● To be done
Identify and reproduce every line holding the string "this".

● Supplied records
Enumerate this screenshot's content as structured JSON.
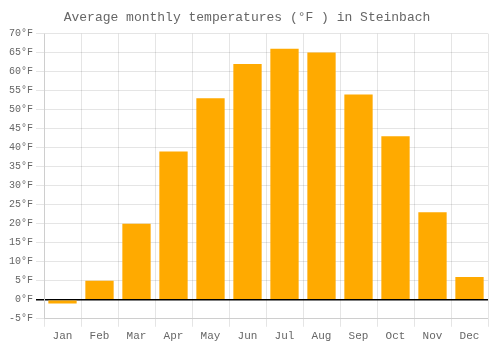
{
  "chart_data": {
    "type": "bar",
    "title": "Average monthly temperatures (°F ) in Steinbach",
    "categories": [
      "Jan",
      "Feb",
      "Mar",
      "Apr",
      "May",
      "Jun",
      "Jul",
      "Aug",
      "Sep",
      "Oct",
      "Nov",
      "Dec"
    ],
    "values": [
      -1,
      5,
      20,
      39,
      53,
      62,
      66,
      65,
      54,
      43,
      23,
      6
    ],
    "color": "#FFAA00",
    "ylim": [
      -5,
      70
    ],
    "yticks": [
      {
        "value": -5,
        "label": "-5°F"
      },
      {
        "value": 0,
        "label": "0°F"
      },
      {
        "value": 5,
        "label": "5°F"
      },
      {
        "value": 10,
        "label": "10°F"
      },
      {
        "value": 15,
        "label": "15°F"
      },
      {
        "value": 20,
        "label": "20°F"
      },
      {
        "value": 25,
        "label": "25°F"
      },
      {
        "value": 30,
        "label": "30°F"
      },
      {
        "value": 35,
        "label": "35°F"
      },
      {
        "value": 40,
        "label": "40°F"
      },
      {
        "value": 45,
        "label": "45°F"
      },
      {
        "value": 50,
        "label": "50°F"
      },
      {
        "value": 55,
        "label": "55°F"
      },
      {
        "value": 60,
        "label": "60°F"
      },
      {
        "value": 65,
        "label": "65°F"
      },
      {
        "value": 70,
        "label": "70°F"
      }
    ],
    "grid": true
  }
}
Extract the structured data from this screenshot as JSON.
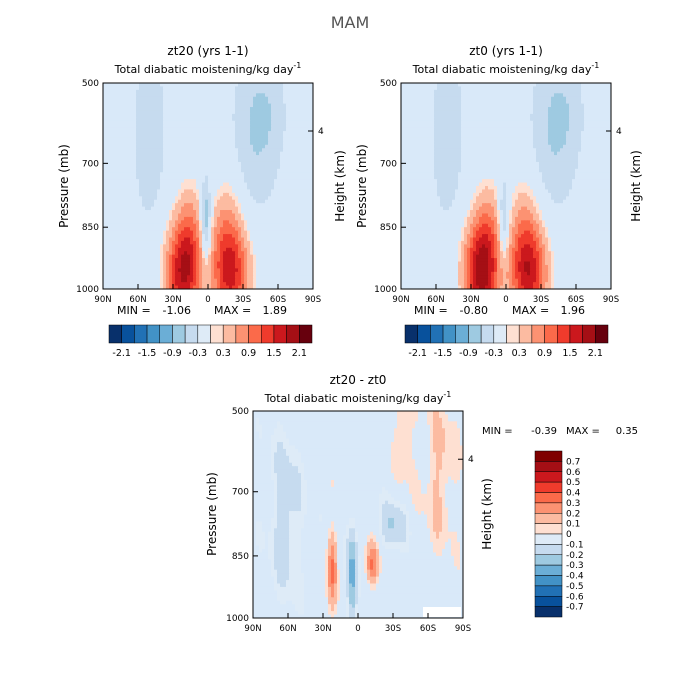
{
  "figure": {
    "title": "MAM",
    "colors": {
      "main_scale": [
        "#08306b",
        "#08519c",
        "#2171b5",
        "#4292c6",
        "#6baed6",
        "#9ecae1",
        "#c6dbef",
        "#deebf7",
        "#fee0d2",
        "#fcbba1",
        "#fc9272",
        "#fb6a4a",
        "#ef3b2c",
        "#cb181d",
        "#a50f15",
        "#67000d"
      ],
      "diff_scale": [
        "#08306b",
        "#08519c",
        "#2171b5",
        "#4292c6",
        "#6baed6",
        "#9ecae1",
        "#c6dbef",
        "#deebf7",
        "#fee0d2",
        "#fcbba1",
        "#fc9272",
        "#fb6a4a",
        "#ef3b2c",
        "#cb181d",
        "#a50f15",
        "#7f0000"
      ],
      "base_light_blue": "#d9e9f9"
    }
  },
  "chart_data": [
    {
      "type": "heatmap",
      "title": "zt20 (yrs 1-1)",
      "subtitle": "Total diabatic moistening/kg day",
      "subtitle_sup": "-1",
      "ylabel": "Pressure (mb)",
      "ylabel_right": "Height (km)",
      "x_ticks": [
        "90N",
        "60N",
        "30N",
        "0",
        "30S",
        "60S",
        "90S"
      ],
      "y_ticks": [
        "500",
        "700",
        "850",
        "1000"
      ],
      "y_right_ticks": [
        "4"
      ],
      "min_label": "MIN =",
      "min": "-1.06",
      "max_label": "MAX =",
      "max": "1.89",
      "colorbar_labels": [
        "-2.1",
        "-1.5",
        "-0.9",
        "-0.3",
        "0.3",
        "0.9",
        "1.5",
        "2.1"
      ],
      "features": [
        {
          "lat": 22,
          "p": 930,
          "value": 1.8
        },
        {
          "lat": -20,
          "p": 930,
          "value": 1.6
        },
        {
          "lat": 2,
          "p": 840,
          "value": -1.06
        },
        {
          "lat": -10,
          "p": 860,
          "value": 0.9
        }
      ]
    },
    {
      "type": "heatmap",
      "title": "zt0 (yrs 1-1)",
      "subtitle": "Total diabatic moistening/kg day",
      "subtitle_sup": "-1",
      "ylabel": "Pressure (mb)",
      "ylabel_right": "Height (km)",
      "x_ticks": [
        "90N",
        "60N",
        "30N",
        "0",
        "30S",
        "60S",
        "90S"
      ],
      "y_ticks": [
        "500",
        "700",
        "850",
        "1000"
      ],
      "y_right_ticks": [
        "4"
      ],
      "min_label": "MIN =",
      "min": "-0.80",
      "max_label": "MAX =",
      "max": "1.96",
      "colorbar_labels": [
        "-2.1",
        "-1.5",
        "-0.9",
        "-0.3",
        "0.3",
        "0.9",
        "1.5",
        "2.1"
      ],
      "features": [
        {
          "lat": 22,
          "p": 930,
          "value": 1.96
        },
        {
          "lat": -20,
          "p": 930,
          "value": 1.7
        },
        {
          "lat": 2,
          "p": 840,
          "value": -0.8
        }
      ]
    },
    {
      "type": "heatmap",
      "title": "zt20 - zt0",
      "subtitle": "Total diabatic moistening/kg day",
      "subtitle_sup": "-1",
      "ylabel": "Pressure (mb)",
      "ylabel_right": "Height (km)",
      "x_ticks": [
        "90N",
        "60N",
        "30N",
        "0",
        "30S",
        "60S",
        "90S"
      ],
      "y_ticks": [
        "500",
        "700",
        "850",
        "1000"
      ],
      "y_right_ticks": [
        "4"
      ],
      "min_label": "MIN =",
      "min": "-0.39",
      "max_label": "MAX =",
      "max": "0.35",
      "colorbar_labels": [
        "0.7",
        "0.6",
        "0.5",
        "0.4",
        "0.3",
        "0.2",
        "0.1",
        "0",
        "-0.1",
        "-0.2",
        "-0.3",
        "-0.4",
        "-0.5",
        "-0.6",
        "-0.7"
      ],
      "features": [
        {
          "lat": 22,
          "p": 880,
          "value": 0.35
        },
        {
          "lat": -12,
          "p": 870,
          "value": 0.3
        },
        {
          "lat": 5,
          "p": 900,
          "value": -0.39
        }
      ]
    }
  ]
}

● Complete answer
Enumerate this screenshot's content as structured JSON.
Extract the structured data from this screenshot as JSON.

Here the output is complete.